Work to be completed:
In the entries below, count every line containing "JSON". Reply with the number alone.

─── Dataset records ───

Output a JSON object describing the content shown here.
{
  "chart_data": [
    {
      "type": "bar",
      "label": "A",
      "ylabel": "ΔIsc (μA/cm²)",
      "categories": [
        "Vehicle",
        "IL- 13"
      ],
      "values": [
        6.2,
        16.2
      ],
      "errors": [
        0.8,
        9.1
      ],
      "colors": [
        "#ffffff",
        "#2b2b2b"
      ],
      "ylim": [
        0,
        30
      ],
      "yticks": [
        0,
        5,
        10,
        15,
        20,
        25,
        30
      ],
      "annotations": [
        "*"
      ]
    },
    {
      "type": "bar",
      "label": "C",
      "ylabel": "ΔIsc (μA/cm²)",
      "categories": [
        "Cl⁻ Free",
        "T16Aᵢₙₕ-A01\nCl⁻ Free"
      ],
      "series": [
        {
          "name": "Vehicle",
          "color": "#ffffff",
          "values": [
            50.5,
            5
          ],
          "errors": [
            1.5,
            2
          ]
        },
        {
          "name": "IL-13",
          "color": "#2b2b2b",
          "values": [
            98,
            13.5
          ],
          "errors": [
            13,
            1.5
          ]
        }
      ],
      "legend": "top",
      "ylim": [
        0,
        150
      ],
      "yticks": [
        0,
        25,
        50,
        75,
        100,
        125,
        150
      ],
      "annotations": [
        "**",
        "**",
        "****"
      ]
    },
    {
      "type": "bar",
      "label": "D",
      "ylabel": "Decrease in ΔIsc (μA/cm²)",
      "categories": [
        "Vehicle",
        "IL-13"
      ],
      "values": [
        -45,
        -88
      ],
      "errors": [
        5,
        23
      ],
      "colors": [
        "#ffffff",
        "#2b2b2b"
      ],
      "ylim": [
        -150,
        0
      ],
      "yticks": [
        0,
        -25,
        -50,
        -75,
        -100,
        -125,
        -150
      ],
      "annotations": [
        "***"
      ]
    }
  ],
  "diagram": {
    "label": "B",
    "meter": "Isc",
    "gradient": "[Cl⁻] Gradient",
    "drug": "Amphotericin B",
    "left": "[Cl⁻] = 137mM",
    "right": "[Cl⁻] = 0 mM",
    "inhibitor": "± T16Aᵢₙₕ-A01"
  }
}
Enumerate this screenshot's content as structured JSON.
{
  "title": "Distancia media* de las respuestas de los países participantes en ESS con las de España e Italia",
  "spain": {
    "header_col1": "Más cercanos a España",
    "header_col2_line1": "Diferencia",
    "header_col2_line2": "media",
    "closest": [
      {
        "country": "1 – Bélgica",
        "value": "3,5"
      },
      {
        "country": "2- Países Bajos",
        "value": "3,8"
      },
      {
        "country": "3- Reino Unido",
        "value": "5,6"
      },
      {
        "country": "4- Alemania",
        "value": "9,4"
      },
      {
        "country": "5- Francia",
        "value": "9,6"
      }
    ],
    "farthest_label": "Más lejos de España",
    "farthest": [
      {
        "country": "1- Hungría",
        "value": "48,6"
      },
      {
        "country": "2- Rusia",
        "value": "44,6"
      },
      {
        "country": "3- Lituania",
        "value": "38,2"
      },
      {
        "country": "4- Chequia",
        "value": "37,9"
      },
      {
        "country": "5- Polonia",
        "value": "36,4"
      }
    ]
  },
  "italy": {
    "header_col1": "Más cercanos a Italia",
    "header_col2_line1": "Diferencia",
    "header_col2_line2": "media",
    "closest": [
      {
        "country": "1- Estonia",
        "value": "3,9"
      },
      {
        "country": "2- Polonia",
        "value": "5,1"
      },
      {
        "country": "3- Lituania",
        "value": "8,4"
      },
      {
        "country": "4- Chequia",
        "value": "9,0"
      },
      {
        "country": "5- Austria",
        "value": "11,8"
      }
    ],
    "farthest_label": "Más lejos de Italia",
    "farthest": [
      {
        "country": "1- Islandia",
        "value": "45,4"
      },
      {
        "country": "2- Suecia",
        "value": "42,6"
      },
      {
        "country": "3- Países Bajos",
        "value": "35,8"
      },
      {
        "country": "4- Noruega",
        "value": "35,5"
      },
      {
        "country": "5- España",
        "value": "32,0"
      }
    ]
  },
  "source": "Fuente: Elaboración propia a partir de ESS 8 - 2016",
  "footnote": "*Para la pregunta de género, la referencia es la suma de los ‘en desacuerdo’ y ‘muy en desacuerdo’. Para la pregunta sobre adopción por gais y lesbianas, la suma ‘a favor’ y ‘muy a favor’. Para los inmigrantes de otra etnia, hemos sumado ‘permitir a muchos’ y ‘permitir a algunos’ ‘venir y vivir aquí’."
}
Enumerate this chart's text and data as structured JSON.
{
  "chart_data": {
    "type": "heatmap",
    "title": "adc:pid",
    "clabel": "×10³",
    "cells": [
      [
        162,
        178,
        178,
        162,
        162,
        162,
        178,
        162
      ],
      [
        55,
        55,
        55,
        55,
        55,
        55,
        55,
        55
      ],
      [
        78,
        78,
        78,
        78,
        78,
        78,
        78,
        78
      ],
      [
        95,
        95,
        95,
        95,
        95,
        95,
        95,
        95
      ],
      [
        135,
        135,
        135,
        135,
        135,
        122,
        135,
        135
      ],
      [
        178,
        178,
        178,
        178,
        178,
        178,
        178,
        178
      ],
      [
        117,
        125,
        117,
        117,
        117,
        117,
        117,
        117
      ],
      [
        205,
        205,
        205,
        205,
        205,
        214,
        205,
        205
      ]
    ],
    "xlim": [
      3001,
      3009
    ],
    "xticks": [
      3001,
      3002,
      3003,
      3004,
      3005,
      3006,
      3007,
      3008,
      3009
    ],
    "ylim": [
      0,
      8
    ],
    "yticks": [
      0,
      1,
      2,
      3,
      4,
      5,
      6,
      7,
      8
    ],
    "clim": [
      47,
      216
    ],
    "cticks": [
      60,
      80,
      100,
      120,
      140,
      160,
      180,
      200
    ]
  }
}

───

Exercise answer:
3